▸ **DATA LISTING**:
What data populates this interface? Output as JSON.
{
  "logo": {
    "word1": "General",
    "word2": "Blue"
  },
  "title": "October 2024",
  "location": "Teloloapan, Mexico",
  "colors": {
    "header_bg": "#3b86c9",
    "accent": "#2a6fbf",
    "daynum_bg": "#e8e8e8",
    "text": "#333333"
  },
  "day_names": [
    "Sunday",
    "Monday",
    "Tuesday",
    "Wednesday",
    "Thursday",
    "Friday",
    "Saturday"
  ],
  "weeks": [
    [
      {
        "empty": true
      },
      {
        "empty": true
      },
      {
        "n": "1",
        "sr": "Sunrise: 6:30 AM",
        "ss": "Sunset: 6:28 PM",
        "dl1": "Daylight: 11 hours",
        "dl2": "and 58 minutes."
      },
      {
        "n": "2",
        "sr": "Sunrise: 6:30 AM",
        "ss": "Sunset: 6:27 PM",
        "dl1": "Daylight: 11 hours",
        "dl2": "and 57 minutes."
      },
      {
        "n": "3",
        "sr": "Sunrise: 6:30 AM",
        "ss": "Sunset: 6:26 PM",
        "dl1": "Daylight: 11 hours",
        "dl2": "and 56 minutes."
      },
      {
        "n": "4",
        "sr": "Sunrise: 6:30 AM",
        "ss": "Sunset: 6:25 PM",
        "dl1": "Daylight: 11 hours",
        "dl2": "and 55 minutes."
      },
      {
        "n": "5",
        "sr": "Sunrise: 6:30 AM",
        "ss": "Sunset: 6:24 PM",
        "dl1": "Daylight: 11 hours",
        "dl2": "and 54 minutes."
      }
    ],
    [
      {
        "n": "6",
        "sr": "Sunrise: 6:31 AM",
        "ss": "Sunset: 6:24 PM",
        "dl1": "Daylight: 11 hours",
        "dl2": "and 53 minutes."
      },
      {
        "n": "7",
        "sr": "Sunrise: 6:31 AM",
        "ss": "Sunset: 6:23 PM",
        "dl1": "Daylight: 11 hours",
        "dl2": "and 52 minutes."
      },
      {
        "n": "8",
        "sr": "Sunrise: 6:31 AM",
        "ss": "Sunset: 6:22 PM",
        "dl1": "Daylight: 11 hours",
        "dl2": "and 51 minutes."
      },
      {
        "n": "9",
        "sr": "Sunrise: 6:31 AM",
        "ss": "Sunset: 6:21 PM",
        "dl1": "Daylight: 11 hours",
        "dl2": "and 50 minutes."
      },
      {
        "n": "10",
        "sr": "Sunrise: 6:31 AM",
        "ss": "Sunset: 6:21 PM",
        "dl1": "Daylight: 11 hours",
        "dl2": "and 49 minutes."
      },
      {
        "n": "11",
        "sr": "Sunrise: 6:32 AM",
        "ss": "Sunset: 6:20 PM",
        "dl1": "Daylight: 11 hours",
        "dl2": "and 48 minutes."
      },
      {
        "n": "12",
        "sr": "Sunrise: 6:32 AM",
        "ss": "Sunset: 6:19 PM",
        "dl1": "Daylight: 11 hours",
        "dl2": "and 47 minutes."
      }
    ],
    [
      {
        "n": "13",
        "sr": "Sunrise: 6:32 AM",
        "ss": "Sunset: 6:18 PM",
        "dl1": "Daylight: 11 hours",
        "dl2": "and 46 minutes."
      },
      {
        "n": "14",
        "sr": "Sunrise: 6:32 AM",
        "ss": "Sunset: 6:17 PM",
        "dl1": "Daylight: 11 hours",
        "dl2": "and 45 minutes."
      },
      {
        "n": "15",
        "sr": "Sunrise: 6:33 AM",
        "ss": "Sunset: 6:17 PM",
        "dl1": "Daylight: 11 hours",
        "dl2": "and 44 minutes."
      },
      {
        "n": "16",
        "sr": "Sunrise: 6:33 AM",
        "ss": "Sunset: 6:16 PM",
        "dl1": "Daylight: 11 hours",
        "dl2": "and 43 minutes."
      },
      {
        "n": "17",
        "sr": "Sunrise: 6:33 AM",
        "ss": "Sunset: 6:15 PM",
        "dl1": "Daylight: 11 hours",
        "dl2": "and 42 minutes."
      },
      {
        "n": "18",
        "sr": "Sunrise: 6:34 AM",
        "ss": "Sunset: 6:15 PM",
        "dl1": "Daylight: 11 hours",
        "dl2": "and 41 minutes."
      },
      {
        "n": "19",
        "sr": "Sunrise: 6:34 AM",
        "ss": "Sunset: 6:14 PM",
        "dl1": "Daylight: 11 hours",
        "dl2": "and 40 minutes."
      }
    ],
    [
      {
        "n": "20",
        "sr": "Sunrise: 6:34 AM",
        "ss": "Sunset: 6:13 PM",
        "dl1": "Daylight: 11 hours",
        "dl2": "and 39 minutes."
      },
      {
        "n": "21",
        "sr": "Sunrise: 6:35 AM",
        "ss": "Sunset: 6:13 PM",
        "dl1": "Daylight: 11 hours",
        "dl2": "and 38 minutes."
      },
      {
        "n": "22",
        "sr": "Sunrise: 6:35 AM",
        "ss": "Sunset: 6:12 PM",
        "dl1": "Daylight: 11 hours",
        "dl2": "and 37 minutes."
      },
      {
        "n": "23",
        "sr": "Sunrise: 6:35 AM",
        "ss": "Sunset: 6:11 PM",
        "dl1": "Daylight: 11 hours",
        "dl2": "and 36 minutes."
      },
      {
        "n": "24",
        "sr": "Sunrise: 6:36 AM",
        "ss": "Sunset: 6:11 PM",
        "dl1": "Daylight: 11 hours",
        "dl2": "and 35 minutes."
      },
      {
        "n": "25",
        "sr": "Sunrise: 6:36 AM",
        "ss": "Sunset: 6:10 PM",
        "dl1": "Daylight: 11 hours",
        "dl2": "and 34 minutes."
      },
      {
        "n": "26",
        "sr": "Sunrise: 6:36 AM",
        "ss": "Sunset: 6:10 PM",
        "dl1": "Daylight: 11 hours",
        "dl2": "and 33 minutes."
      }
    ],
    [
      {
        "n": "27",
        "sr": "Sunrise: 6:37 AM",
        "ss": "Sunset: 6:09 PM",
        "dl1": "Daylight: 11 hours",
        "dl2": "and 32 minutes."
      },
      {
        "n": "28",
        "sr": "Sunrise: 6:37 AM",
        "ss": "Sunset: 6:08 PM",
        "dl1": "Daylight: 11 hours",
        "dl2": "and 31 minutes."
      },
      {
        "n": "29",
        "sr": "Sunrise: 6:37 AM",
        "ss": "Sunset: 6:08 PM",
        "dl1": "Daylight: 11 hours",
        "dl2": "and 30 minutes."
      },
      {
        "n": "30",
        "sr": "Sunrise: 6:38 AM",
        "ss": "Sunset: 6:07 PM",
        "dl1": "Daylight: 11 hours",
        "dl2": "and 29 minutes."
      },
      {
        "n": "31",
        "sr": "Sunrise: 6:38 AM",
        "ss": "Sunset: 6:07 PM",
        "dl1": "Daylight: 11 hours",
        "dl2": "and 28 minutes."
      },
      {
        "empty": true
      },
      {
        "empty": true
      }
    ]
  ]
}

▸ **WRITTEN REQUEST**:
Faithfully copy every entry, leaving nothing out.

▸ **TASK RESPONSE**:
What data populates this interface? Output as JSON.
{
  "logo": {
    "word1": "General",
    "word2": "Blue"
  },
  "title": "October 2024",
  "location": "Teloloapan, Mexico",
  "colors": {
    "header_bg": "#3b86c9",
    "accent": "#2a6fbf",
    "daynum_bg": "#e8e8e8",
    "text": "#333333"
  },
  "day_names": [
    "Sunday",
    "Monday",
    "Tuesday",
    "Wednesday",
    "Thursday",
    "Friday",
    "Saturday"
  ],
  "weeks": [
    [
      {
        "empty": true
      },
      {
        "empty": true
      },
      {
        "n": "1",
        "sr": "Sunrise: 6:30 AM",
        "ss": "Sunset: 6:28 PM",
        "dl1": "Daylight: 11 hours",
        "dl2": "and 58 minutes."
      },
      {
        "n": "2",
        "sr": "Sunrise: 6:30 AM",
        "ss": "Sunset: 6:27 PM",
        "dl1": "Daylight: 11 hours",
        "dl2": "and 57 minutes."
      },
      {
        "n": "3",
        "sr": "Sunrise: 6:30 AM",
        "ss": "Sunset: 6:26 PM",
        "dl1": "Daylight: 11 hours",
        "dl2": "and 56 minutes."
      },
      {
        "n": "4",
        "sr": "Sunrise: 6:30 AM",
        "ss": "Sunset: 6:25 PM",
        "dl1": "Daylight: 11 hours",
        "dl2": "and 55 minutes."
      },
      {
        "n": "5",
        "sr": "Sunrise: 6:30 AM",
        "ss": "Sunset: 6:24 PM",
        "dl1": "Daylight: 11 hours",
        "dl2": "and 54 minutes."
      }
    ],
    [
      {
        "n": "6",
        "sr": "Sunrise: 6:31 AM",
        "ss": "Sunset: 6:24 PM",
        "dl1": "Daylight: 11 hours",
        "dl2": "and 53 minutes."
      },
      {
        "n": "7",
        "sr": "Sunrise: 6:31 AM",
        "ss": "Sunset: 6:23 PM",
        "dl1": "Daylight: 11 hours",
        "dl2": "and 52 minutes."
      },
      {
        "n": "8",
        "sr": "Sunrise: 6:31 AM",
        "ss": "Sunset: 6:22 PM",
        "dl1": "Daylight: 11 hours",
        "dl2": "and 51 minutes."
      },
      {
        "n": "9",
        "sr": "Sunrise: 6:31 AM",
        "ss": "Sunset: 6:21 PM",
        "dl1": "Daylight: 11 hours",
        "dl2": "and 50 minutes."
      },
      {
        "n": "10",
        "sr": "Sunrise: 6:31 AM",
        "ss": "Sunset: 6:21 PM",
        "dl1": "Daylight: 11 hours",
        "dl2": "and 49 minutes."
      },
      {
        "n": "11",
        "sr": "Sunrise: 6:32 AM",
        "ss": "Sunset: 6:20 PM",
        "dl1": "Daylight: 11 hours",
        "dl2": "and 48 minutes."
      },
      {
        "n": "12",
        "sr": "Sunrise: 6:32 AM",
        "ss": "Sunset: 6:19 PM",
        "dl1": "Daylight: 11 hours",
        "dl2": "and 47 minutes."
      }
    ],
    [
      {
        "n": "13",
        "sr": "Sunrise: 6:32 AM",
        "ss": "Sunset: 6:18 PM",
        "dl1": "Daylight: 11 hours",
        "dl2": "and 46 minutes."
      },
      {
        "n": "14",
        "sr": "Sunrise: 6:32 AM",
        "ss": "Sunset: 6:17 PM",
        "dl1": "Daylight: 11 hours",
        "dl2": "and 45 minutes."
      },
      {
        "n": "15",
        "sr": "Sunrise: 6:33 AM",
        "ss": "Sunset: 6:17 PM",
        "dl1": "Daylight: 11 hours",
        "dl2": "and 44 minutes."
      },
      {
        "n": "16",
        "sr": "Sunrise: 6:33 AM",
        "ss": "Sunset: 6:16 PM",
        "dl1": "Daylight: 11 hours",
        "dl2": "and 43 minutes."
      },
      {
        "n": "17",
        "sr": "Sunrise: 6:33 AM",
        "ss": "Sunset: 6:15 PM",
        "dl1": "Daylight: 11 hours",
        "dl2": "and 42 minutes."
      },
      {
        "n": "18",
        "sr": "Sunrise: 6:34 AM",
        "ss": "Sunset: 6:15 PM",
        "dl1": "Daylight: 11 hours",
        "dl2": "and 41 minutes."
      },
      {
        "n": "19",
        "sr": "Sunrise: 6:34 AM",
        "ss": "Sunset: 6:14 PM",
        "dl1": "Daylight: 11 hours",
        "dl2": "and 40 minutes."
      }
    ],
    [
      {
        "n": "20",
        "sr": "Sunrise: 6:34 AM",
        "ss": "Sunset: 6:13 PM",
        "dl1": "Daylight: 11 hours",
        "dl2": "and 39 minutes."
      },
      {
        "n": "21",
        "sr": "Sunrise: 6:35 AM",
        "ss": "Sunset: 6:13 PM",
        "dl1": "Daylight: 11 hours",
        "dl2": "and 38 minutes."
      },
      {
        "n": "22",
        "sr": "Sunrise: 6:35 AM",
        "ss": "Sunset: 6:12 PM",
        "dl1": "Daylight: 11 hours",
        "dl2": "and 37 minutes."
      },
      {
        "n": "23",
        "sr": "Sunrise: 6:35 AM",
        "ss": "Sunset: 6:11 PM",
        "dl1": "Daylight: 11 hours",
        "dl2": "and 36 minutes."
      },
      {
        "n": "24",
        "sr": "Sunrise: 6:36 AM",
        "ss": "Sunset: 6:11 PM",
        "dl1": "Daylight: 11 hours",
        "dl2": "and 35 minutes."
      },
      {
        "n": "25",
        "sr": "Sunrise: 6:36 AM",
        "ss": "Sunset: 6:10 PM",
        "dl1": "Daylight: 11 hours",
        "dl2": "and 34 minutes."
      },
      {
        "n": "26",
        "sr": "Sunrise: 6:36 AM",
        "ss": "Sunset: 6:10 PM",
        "dl1": "Daylight: 11 hours",
        "dl2": "and 33 minutes."
      }
    ],
    [
      {
        "n": "27",
        "sr": "Sunrise: 6:37 AM",
        "ss": "Sunset: 6:09 PM",
        "dl1": "Daylight: 11 hours",
        "dl2": "and 32 minutes."
      },
      {
        "n": "28",
        "sr": "Sunrise: 6:37 AM",
        "ss": "Sunset: 6:08 PM",
        "dl1": "Daylight: 11 hours",
        "dl2": "and 31 minutes."
      },
      {
        "n": "29",
        "sr": "Sunrise: 6:37 AM",
        "ss": "Sunset: 6:08 PM",
        "dl1": "Daylight: 11 hours",
        "dl2": "and 30 minutes."
      },
      {
        "n": "30",
        "sr": "Sunrise: 6:38 AM",
        "ss": "Sunset: 6:07 PM",
        "dl1": "Daylight: 11 hours",
        "dl2": "and 29 minutes."
      },
      {
        "n": "31",
        "sr": "Sunrise: 6:38 AM",
        "ss": "Sunset: 6:07 PM",
        "dl1": "Daylight: 11 hours",
        "dl2": "and 28 minutes."
      },
      {
        "empty": true
      },
      {
        "empty": true
      }
    ]
  ]
}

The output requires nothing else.